··· SOURCE MATERIAL ···
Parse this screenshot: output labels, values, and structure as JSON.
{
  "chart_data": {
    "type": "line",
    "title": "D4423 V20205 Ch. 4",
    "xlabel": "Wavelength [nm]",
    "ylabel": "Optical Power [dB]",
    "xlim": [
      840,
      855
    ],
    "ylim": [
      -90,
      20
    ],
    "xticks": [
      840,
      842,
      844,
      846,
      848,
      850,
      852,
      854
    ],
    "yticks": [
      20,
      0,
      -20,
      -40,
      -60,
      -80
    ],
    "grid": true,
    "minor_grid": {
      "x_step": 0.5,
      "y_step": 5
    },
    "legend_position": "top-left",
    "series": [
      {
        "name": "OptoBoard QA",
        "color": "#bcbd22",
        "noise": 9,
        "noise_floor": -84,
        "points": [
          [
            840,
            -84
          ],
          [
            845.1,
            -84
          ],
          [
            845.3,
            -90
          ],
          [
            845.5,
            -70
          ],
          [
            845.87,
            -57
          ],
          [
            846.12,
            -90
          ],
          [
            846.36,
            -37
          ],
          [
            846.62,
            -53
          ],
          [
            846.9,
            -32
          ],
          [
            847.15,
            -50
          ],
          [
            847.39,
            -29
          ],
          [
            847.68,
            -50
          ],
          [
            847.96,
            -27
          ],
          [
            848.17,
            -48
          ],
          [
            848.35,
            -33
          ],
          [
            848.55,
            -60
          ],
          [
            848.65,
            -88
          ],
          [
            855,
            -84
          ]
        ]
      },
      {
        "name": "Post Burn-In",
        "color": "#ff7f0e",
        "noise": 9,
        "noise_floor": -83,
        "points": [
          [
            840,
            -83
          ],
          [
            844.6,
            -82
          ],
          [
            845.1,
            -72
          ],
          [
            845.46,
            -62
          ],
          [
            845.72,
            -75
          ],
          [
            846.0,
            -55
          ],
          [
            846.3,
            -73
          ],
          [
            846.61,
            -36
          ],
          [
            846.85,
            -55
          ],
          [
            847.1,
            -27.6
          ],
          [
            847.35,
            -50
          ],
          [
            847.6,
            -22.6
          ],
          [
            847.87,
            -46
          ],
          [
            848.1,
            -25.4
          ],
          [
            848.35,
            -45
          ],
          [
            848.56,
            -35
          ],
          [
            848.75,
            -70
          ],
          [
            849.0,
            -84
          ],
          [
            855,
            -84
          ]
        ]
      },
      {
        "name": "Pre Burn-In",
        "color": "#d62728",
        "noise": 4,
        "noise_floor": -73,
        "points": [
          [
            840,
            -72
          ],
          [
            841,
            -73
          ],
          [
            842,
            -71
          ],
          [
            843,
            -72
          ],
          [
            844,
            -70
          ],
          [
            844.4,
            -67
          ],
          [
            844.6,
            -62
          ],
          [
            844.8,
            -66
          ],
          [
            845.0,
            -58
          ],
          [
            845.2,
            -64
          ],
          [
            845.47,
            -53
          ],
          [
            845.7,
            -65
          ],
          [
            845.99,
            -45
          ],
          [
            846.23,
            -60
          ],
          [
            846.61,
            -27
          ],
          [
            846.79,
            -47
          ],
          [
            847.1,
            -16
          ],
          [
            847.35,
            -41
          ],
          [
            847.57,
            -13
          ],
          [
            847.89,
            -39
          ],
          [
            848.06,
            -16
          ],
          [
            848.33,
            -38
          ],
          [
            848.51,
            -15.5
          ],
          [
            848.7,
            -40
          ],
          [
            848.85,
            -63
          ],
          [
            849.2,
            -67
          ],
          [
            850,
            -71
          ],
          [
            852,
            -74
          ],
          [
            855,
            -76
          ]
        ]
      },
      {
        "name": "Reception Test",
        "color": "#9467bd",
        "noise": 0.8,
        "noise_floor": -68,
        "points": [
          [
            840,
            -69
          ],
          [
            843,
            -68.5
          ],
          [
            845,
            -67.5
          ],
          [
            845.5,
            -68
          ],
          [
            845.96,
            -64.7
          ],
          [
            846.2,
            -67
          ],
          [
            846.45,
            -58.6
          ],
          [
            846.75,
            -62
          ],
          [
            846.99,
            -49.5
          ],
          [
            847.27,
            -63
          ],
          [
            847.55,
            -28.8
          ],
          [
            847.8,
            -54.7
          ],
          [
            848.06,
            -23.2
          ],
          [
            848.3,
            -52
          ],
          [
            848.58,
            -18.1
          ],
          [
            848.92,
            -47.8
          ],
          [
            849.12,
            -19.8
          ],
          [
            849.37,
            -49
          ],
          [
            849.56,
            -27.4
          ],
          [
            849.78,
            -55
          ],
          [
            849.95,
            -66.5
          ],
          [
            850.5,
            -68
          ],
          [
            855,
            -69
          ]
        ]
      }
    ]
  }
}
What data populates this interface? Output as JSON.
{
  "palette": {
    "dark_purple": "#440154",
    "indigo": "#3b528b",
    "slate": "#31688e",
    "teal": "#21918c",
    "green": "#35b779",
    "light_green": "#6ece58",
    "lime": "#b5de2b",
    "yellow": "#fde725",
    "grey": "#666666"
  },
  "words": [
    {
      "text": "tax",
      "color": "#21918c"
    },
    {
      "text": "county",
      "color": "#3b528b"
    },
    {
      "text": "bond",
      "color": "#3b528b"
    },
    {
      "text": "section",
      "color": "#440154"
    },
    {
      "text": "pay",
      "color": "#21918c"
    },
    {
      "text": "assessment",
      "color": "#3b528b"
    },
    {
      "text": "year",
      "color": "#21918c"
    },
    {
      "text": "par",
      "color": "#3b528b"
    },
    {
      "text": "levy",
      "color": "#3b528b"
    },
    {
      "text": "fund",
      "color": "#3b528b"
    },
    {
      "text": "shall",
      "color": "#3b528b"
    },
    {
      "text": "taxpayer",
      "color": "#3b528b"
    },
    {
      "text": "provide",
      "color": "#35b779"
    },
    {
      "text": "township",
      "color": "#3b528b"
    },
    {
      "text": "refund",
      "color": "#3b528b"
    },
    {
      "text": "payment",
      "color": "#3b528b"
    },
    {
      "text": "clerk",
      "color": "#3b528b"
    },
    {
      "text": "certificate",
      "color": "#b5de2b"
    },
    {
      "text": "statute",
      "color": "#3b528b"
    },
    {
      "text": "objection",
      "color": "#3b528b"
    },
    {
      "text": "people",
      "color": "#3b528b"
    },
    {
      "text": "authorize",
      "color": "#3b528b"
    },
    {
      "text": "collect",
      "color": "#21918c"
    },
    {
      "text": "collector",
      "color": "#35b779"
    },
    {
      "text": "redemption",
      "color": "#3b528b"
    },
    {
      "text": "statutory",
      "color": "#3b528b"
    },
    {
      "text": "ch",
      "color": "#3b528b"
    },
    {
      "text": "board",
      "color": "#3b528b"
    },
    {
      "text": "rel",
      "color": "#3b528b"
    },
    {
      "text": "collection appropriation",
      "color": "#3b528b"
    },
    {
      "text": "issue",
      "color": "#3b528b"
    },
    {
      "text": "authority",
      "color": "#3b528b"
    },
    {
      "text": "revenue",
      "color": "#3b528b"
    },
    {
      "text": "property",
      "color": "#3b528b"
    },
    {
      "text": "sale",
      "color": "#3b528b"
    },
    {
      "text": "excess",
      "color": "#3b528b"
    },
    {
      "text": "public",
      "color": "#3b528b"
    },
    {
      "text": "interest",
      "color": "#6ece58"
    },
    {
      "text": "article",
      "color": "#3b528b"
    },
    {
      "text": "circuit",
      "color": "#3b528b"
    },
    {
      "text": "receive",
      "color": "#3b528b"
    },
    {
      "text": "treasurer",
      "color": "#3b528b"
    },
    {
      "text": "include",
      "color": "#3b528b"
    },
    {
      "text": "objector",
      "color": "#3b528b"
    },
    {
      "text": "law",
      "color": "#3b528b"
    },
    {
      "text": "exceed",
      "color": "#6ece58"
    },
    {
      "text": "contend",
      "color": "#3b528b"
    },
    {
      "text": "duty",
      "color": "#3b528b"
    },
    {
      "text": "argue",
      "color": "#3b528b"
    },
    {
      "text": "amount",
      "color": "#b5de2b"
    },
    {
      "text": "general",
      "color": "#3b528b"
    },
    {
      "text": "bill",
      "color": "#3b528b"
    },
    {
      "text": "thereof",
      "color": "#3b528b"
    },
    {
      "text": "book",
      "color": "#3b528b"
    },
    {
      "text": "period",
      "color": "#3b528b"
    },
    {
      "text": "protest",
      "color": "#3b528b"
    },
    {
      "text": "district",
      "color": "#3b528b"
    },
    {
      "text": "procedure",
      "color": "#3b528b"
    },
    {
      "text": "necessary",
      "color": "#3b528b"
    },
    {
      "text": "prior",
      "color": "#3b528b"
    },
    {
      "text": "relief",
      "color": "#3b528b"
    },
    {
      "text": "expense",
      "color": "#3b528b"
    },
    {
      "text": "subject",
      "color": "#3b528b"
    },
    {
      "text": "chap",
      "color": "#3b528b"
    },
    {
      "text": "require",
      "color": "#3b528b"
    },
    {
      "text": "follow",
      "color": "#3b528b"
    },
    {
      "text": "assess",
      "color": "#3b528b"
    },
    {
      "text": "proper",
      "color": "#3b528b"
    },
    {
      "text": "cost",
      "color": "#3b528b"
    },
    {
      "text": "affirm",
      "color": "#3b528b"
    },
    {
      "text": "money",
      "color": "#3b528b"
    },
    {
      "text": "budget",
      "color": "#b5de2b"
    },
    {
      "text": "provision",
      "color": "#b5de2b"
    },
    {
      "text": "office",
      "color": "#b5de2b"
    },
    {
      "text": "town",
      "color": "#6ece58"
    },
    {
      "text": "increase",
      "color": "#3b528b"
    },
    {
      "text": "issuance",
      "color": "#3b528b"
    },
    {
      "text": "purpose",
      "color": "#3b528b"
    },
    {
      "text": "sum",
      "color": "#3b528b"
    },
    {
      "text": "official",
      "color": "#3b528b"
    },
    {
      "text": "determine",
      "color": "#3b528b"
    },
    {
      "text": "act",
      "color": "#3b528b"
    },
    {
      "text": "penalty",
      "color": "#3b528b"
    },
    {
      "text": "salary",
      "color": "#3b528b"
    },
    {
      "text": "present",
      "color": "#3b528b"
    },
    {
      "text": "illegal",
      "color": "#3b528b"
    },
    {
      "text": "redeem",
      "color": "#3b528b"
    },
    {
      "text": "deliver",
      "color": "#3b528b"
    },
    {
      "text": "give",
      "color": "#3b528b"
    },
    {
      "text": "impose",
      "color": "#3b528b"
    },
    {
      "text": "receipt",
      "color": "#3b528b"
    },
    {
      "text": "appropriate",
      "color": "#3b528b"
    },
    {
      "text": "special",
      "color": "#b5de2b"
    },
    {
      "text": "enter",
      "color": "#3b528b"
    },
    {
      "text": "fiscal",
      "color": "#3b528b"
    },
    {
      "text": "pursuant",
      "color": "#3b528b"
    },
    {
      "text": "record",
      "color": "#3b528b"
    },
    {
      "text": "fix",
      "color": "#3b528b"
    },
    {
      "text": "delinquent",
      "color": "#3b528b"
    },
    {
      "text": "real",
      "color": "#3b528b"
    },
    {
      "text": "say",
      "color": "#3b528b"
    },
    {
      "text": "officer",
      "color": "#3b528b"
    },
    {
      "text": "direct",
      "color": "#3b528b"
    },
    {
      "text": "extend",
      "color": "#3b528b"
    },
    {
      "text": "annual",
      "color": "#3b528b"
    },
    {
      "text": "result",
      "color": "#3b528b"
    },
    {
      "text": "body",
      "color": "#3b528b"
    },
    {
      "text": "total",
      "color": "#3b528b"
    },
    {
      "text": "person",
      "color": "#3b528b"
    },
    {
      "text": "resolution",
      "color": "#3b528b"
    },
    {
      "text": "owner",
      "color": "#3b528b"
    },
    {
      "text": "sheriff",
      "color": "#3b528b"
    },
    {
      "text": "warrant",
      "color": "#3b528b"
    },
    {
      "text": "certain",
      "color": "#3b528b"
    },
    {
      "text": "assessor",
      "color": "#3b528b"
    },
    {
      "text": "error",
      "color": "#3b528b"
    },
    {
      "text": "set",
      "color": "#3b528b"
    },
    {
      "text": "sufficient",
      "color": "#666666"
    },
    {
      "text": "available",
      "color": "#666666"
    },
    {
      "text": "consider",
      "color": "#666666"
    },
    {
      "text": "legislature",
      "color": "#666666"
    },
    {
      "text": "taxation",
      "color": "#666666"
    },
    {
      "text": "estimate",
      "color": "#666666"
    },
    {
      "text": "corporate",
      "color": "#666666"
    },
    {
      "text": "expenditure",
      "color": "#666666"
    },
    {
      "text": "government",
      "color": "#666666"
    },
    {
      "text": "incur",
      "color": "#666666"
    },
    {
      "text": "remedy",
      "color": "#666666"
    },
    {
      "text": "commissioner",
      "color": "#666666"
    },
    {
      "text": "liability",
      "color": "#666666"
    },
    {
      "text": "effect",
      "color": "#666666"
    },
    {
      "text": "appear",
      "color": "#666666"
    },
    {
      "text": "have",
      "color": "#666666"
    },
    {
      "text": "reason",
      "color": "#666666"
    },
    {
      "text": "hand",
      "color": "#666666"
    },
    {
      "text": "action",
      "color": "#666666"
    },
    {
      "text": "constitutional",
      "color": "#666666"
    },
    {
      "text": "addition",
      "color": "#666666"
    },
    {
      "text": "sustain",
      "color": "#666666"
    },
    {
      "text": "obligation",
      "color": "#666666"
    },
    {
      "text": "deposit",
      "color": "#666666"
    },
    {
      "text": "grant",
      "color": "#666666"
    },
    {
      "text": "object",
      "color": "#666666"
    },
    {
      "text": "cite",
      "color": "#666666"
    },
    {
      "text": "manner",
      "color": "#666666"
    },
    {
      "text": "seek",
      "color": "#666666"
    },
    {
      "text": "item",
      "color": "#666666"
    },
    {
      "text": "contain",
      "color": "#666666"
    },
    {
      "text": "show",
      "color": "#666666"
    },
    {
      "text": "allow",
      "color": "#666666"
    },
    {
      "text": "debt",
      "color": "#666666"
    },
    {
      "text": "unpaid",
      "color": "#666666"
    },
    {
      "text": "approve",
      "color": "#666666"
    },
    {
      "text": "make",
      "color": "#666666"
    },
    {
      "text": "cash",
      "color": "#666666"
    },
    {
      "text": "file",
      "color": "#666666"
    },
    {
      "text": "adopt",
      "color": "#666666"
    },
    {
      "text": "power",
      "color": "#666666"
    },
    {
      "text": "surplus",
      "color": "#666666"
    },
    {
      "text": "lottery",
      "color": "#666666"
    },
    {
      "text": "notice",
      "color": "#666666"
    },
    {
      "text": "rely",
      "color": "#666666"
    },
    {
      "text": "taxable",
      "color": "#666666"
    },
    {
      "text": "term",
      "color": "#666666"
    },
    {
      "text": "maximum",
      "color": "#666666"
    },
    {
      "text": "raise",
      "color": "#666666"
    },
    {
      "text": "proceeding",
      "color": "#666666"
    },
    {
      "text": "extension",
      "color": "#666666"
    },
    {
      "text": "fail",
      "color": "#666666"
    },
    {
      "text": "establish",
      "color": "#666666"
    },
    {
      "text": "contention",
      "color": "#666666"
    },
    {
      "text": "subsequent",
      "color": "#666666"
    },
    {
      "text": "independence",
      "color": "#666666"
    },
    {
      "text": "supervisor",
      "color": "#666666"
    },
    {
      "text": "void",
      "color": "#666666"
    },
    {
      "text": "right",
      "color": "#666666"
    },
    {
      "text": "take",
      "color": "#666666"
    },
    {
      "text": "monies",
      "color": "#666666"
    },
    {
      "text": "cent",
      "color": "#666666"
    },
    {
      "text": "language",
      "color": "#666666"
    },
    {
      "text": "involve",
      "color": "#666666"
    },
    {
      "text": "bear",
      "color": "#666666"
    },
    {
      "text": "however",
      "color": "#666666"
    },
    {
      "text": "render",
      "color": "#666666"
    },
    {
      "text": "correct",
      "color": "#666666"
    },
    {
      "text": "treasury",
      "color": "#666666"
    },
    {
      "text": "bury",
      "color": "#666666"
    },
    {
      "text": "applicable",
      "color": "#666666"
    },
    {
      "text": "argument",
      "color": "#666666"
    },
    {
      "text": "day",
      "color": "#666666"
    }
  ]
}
···
Your task is to pick out every line with the string "this" and copy it.

Parse this screenshot: output labels, values, and structure as JSON.
What data populates this interface? Output as JSON.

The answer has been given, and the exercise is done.